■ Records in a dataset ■
[start]

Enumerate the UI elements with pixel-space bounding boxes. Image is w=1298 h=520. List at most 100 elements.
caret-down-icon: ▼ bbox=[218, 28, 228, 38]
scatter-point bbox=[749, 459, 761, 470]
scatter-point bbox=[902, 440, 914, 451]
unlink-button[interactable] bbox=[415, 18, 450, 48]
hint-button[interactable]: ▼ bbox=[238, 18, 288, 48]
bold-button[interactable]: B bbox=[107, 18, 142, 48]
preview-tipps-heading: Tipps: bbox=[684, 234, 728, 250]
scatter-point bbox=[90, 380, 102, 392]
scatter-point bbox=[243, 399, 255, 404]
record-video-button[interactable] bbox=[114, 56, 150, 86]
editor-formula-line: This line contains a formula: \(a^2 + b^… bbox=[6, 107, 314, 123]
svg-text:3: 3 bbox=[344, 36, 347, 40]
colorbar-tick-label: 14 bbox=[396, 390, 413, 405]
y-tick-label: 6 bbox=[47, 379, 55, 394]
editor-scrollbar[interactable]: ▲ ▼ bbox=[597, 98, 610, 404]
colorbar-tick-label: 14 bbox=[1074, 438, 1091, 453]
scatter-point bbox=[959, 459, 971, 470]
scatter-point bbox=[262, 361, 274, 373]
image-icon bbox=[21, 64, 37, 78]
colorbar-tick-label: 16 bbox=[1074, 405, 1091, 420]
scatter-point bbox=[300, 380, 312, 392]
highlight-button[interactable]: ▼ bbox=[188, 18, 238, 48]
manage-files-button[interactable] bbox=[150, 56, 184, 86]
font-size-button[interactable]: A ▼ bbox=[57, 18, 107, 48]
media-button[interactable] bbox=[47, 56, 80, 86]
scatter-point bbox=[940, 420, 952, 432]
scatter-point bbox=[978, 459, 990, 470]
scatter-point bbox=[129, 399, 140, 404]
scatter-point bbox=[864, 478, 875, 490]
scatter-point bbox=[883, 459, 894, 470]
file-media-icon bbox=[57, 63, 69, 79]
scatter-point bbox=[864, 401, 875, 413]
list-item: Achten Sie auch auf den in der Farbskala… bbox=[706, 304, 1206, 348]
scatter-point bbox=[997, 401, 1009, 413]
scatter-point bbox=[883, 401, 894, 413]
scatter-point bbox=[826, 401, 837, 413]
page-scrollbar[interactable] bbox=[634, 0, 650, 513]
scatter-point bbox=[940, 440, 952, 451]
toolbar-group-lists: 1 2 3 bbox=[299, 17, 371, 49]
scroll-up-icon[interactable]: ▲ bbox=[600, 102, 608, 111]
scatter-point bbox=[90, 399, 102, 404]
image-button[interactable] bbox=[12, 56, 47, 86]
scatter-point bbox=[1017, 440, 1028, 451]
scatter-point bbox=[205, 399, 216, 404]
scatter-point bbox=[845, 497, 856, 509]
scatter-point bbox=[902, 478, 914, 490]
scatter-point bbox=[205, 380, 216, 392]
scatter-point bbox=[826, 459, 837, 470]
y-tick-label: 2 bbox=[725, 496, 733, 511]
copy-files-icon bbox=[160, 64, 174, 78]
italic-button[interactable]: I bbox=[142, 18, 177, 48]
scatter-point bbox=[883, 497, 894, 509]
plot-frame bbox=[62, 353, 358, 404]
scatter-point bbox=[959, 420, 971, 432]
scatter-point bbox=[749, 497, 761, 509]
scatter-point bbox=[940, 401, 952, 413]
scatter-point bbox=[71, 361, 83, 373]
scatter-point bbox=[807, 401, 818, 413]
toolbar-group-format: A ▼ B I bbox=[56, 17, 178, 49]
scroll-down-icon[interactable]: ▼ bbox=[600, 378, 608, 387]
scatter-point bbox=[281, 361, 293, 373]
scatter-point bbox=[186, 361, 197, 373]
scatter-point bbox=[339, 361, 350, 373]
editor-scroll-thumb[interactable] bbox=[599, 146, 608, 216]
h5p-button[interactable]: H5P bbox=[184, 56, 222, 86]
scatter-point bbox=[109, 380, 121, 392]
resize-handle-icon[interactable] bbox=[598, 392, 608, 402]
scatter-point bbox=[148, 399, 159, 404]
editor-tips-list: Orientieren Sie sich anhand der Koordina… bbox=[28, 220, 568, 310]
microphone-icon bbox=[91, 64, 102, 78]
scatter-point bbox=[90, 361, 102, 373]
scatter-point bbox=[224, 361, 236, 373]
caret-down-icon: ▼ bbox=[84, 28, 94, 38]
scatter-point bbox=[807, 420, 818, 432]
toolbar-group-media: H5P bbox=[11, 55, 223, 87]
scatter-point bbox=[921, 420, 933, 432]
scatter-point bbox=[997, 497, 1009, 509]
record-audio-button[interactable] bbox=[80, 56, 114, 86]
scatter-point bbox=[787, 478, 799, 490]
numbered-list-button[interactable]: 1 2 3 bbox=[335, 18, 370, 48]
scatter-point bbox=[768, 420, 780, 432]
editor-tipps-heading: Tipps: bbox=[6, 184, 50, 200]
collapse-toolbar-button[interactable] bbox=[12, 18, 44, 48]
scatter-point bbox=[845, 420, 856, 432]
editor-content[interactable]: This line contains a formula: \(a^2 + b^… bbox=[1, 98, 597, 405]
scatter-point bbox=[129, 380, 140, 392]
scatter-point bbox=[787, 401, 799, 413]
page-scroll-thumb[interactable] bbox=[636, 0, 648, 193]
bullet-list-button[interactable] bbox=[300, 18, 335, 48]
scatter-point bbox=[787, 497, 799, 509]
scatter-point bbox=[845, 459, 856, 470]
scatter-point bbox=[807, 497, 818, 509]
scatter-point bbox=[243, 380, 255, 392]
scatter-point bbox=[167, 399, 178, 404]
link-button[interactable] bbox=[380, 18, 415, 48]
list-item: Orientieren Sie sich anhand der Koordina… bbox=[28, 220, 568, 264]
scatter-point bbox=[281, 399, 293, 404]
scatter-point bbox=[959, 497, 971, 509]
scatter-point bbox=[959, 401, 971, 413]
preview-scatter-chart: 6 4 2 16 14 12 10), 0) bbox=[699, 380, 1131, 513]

[end]

■ Objective ■
Please copy every line of the data above character for character, changing nothing.

■ Completed task ■
Enumerate the UI elements with pixel-space bounding boxes. Image is w=1298 h=520. List at most 100 elements.
caret-down-icon: ▼ bbox=[218, 28, 228, 38]
scatter-point bbox=[749, 459, 761, 470]
scatter-point bbox=[902, 440, 914, 451]
unlink-button[interactable] bbox=[415, 18, 450, 48]
hint-button[interactable]: ▼ bbox=[238, 18, 288, 48]
bold-button[interactable]: B bbox=[107, 18, 142, 48]
preview-tipps-heading: Tipps: bbox=[684, 234, 728, 250]
scatter-point bbox=[90, 380, 102, 392]
scatter-point bbox=[243, 399, 255, 404]
record-video-button[interactable] bbox=[114, 56, 150, 86]
editor-formula-line: This line contains a formula: \(a^2 + b^… bbox=[6, 107, 314, 123]
svg-text:3: 3 bbox=[344, 36, 347, 40]
colorbar-tick-label: 14 bbox=[396, 390, 413, 405]
y-tick-label: 6 bbox=[47, 379, 55, 394]
editor-scrollbar[interactable]: ▲ ▼ bbox=[597, 98, 610, 404]
colorbar-tick-label: 14 bbox=[1074, 438, 1091, 453]
scatter-point bbox=[959, 459, 971, 470]
scatter-point bbox=[262, 361, 274, 373]
image-icon bbox=[21, 64, 37, 78]
colorbar-tick-label: 16 bbox=[1074, 405, 1091, 420]
scatter-point bbox=[300, 380, 312, 392]
highlight-button[interactable]: ▼ bbox=[188, 18, 238, 48]
manage-files-button[interactable] bbox=[150, 56, 184, 86]
font-size-button[interactable]: A ▼ bbox=[57, 18, 107, 48]
media-button[interactable] bbox=[47, 56, 80, 86]
scatter-point bbox=[940, 420, 952, 432]
scatter-point bbox=[978, 459, 990, 470]
scatter-point bbox=[129, 399, 140, 404]
scatter-point bbox=[864, 478, 875, 490]
scatter-point bbox=[883, 459, 894, 470]
file-media-icon bbox=[57, 63, 69, 79]
scatter-point bbox=[864, 401, 875, 413]
list-item: Achten Sie auch auf den in der Farbskala… bbox=[706, 304, 1206, 348]
scatter-point bbox=[997, 401, 1009, 413]
scatter-point bbox=[883, 401, 894, 413]
scatter-point bbox=[826, 401, 837, 413]
page-scrollbar[interactable] bbox=[634, 0, 650, 513]
scatter-point bbox=[940, 440, 952, 451]
toolbar-group-lists: 1 2 3 bbox=[299, 17, 371, 49]
scroll-up-icon[interactable]: ▲ bbox=[600, 102, 608, 111]
scatter-point bbox=[90, 399, 102, 404]
image-button[interactable] bbox=[12, 56, 47, 86]
scatter-point bbox=[1017, 440, 1028, 451]
scatter-point bbox=[205, 399, 216, 404]
scatter-point bbox=[845, 497, 856, 509]
scatter-point bbox=[902, 478, 914, 490]
scatter-point bbox=[205, 380, 216, 392]
scatter-point bbox=[826, 459, 837, 470]
y-tick-label: 2 bbox=[725, 496, 733, 511]
copy-files-icon bbox=[160, 64, 174, 78]
italic-button[interactable]: I bbox=[142, 18, 177, 48]
scatter-point bbox=[883, 497, 894, 509]
plot-frame bbox=[62, 353, 358, 404]
scatter-point bbox=[959, 420, 971, 432]
scatter-point bbox=[749, 497, 761, 509]
scatter-point bbox=[940, 401, 952, 413]
scatter-point bbox=[71, 361, 83, 373]
scatter-point bbox=[807, 401, 818, 413]
toolbar-group-format: A ▼ B I bbox=[56, 17, 178, 49]
scroll-down-icon[interactable]: ▼ bbox=[600, 378, 608, 387]
scatter-point bbox=[281, 361, 293, 373]
scatter-point bbox=[186, 361, 197, 373]
scatter-point bbox=[339, 361, 350, 373]
editor-scroll-thumb[interactable] bbox=[599, 146, 608, 216]
h5p-button[interactable]: H5P bbox=[184, 56, 222, 86]
scatter-point bbox=[109, 380, 121, 392]
resize-handle-icon[interactable] bbox=[598, 392, 608, 402]
scatter-point bbox=[148, 399, 159, 404]
editor-tips-list: Orientieren Sie sich anhand der Koordina… bbox=[28, 220, 568, 310]
microphone-icon bbox=[91, 64, 102, 78]
scatter-point bbox=[90, 361, 102, 373]
scatter-point bbox=[224, 361, 236, 373]
caret-down-icon: ▼ bbox=[84, 28, 94, 38]
scatter-point bbox=[807, 420, 818, 432]
toolbar-group-media: H5P bbox=[11, 55, 223, 87]
scatter-point bbox=[921, 420, 933, 432]
scatter-point bbox=[997, 497, 1009, 509]
record-audio-button[interactable] bbox=[80, 56, 114, 86]
scatter-point bbox=[787, 478, 799, 490]
numbered-list-button[interactable]: 1 2 3 bbox=[335, 18, 370, 48]
scatter-point bbox=[768, 420, 780, 432]
editor-tipps-heading: Tipps: bbox=[6, 184, 50, 200]
collapse-toolbar-button[interactable] bbox=[12, 18, 44, 48]
scatter-point bbox=[845, 420, 856, 432]
editor-content[interactable]: This line contains a formula: \(a^2 + b^… bbox=[1, 98, 597, 405]
scatter-point bbox=[129, 380, 140, 392]
scatter-point bbox=[787, 401, 799, 413]
page-scroll-thumb[interactable] bbox=[636, 0, 648, 193]
bullet-list-button[interactable] bbox=[300, 18, 335, 48]
scatter-point bbox=[787, 497, 799, 509]
scatter-point bbox=[845, 459, 856, 470]
scatter-point bbox=[807, 497, 818, 509]
scatter-point bbox=[243, 380, 255, 392]
scatter-point bbox=[167, 399, 178, 404]
link-button[interactable] bbox=[380, 18, 415, 48]
list-item: Orientieren Sie sich anhand der Koordina… bbox=[28, 220, 568, 264]
scatter-point bbox=[281, 399, 293, 404]
scatter-point bbox=[959, 497, 971, 509]
scatter-point bbox=[959, 401, 971, 413]
preview-scatter-chart: 6 4 2 16 14 12 10), 0) bbox=[699, 380, 1131, 513]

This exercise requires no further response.